## GOAL
Any picture among the records should be left out, please; retype the rest exactly.
※ ※ ※
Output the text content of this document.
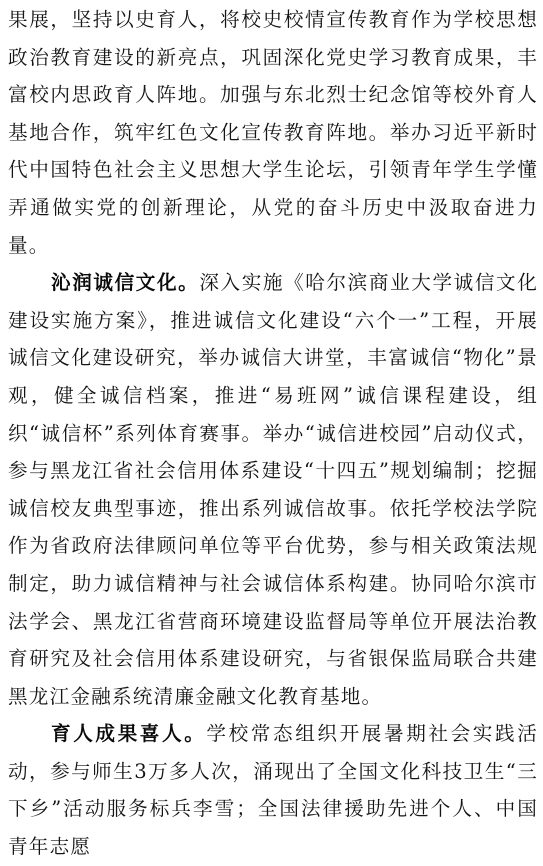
果展，坚持以史育人，将校史校情宣传教育作为学校思想政治教育建设的新亮点，巩固深化党史学习教育成果，丰富校内思政育人阵地。加强与东北烈士纪念馆等校外育人基地合作，筑牢红色文化宣传教育阵地。举办习近平新时代中国特色社会主义思想大学生论坛，引领青年学生学懂弄通做实党的创新理论，从党的奋斗历史中汲取奋进力量。

沁润诚信文化。深入实施《哈尔滨商业大学诚信文化建设实施方案》，推进诚信文化建设“六个一”工程，开展诚信文化建设研究，举办诚信大讲堂，丰富诚信“物化”景观，健全诚信档案，推进“易班网”诚信课程建设，组织“诚信杯”系列体育赛事。举办“诚信进校园”启动仪式，参与黑龙江省社会信用体系建设“十四五”规划编制；挖掘诚信校友典型事迹，推出系列诚信故事。依托学校法学院作为省政府法律顾问单位等平台优势，参与相关政策法规制定，助力诚信精神与社会诚信体系构建。协同哈尔滨市法学会、黑龙江省营商环境建设监督局等单位开展法治教育研究及社会信用体系建设研究，与省银保监局联合共建黑龙江金融系统清廉金融文化教育基地。

育人成果喜人。学校常态组织开展暑期社会实践活动，参与师生3万多人次，涌现出了全国文化科技卫生“三下乡”活动服务标兵李雪；全国法律援助先进个人、中国青年志愿
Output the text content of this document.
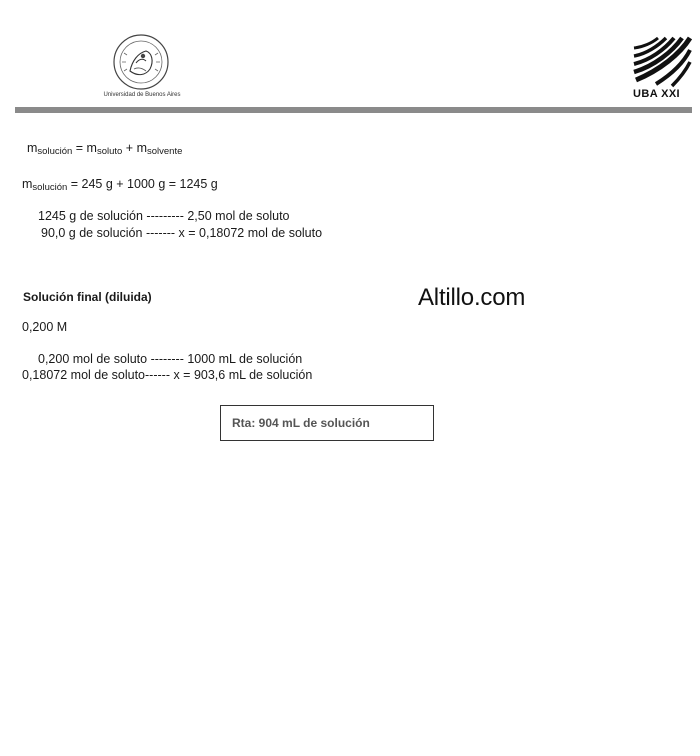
Universidad de Buenos Aires	UBA XXI
$m_{solución} = m_{soluto} + m_{solvente}$
$m_{solución} = 245$ g + 1000 g = 1245 g
1245 g de solución --------- 2,50 mol de soluto
90,0 g de solución ------- x = 0,18072 mol de soluto
Solución final (diluida)	Altillo.com
0,200 M
0,200 mol de soluto -------- 1000 mL de solución
0,18072 mol de soluto------ x = 903,6 mL de solución
Rta: 904 mL de solución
※ ※ ※
## SOLUTION BELOW
Output the text content of this document.
果展，坚持以史育人，将校史校情宣传教育作为学校思想政治教育建设的新亮点，巩固深化党史学习教育成果，丰富校内思政育人阵地。加强与东北烈士纪念馆等校外育人基地合作，筑牢红色文化宣传教育阵地。举办习近平新时代中国特色社会主义思想大学生论坛，引领青年学生学懂弄通做实党的创新理论，从党的奋斗历史中汲取奋进力量。

沁润诚信文化。深入实施《哈尔滨商业大学诚信文化建设实施方案》，推进诚信文化建设“六个一”工程，开展诚信文化建设研究，举办诚信大讲堂，丰富诚信“物化”景观，健全诚信档案，推进“易班网”诚信课程建设，组织“诚信杯”系列体育赛事。举办“诚信进校园”启动仪式，参与黑龙江省社会信用体系建设“十四五”规划编制；挖掘诚信校友典型事迹，推出系列诚信故事。依托学校法学院作为省政府法律顾问单位等平台优势，参与相关政策法规制定，助力诚信精神与社会诚信体系构建。协同哈尔滨市法学会、黑龙江省营商环境建设监督局等单位开展法治教育研究及社会信用体系建设研究，与省银保监局联合共建黑龙江金融系统清廉金融文化教育基地。

育人成果喜人。学校常态组织开展暑期社会实践活动，参与师生3万多人次，涌现出了全国文化科技卫生“三下乡”活动服务标兵李雪；全国法律援助先进个人、中国青年志愿
Output the text content of this document.
Universidad de Buenos Aires	UBA XXI
$m_{solución} = m_{soluto} + m_{solvente}$
$m_{solución} = 245$ g + 1000 g = 1245 g
1245 g de solución --------- 2,50 mol de soluto
90,0 g de solución ------- x = 0,18072 mol de soluto
Solución final (diluida)	Altillo.com
0,200 M
0,200 mol de soluto -------- 1000 mL de solución
0,18072 mol de soluto------ x = 903,6 mL de solución
Rta: 904 mL de solución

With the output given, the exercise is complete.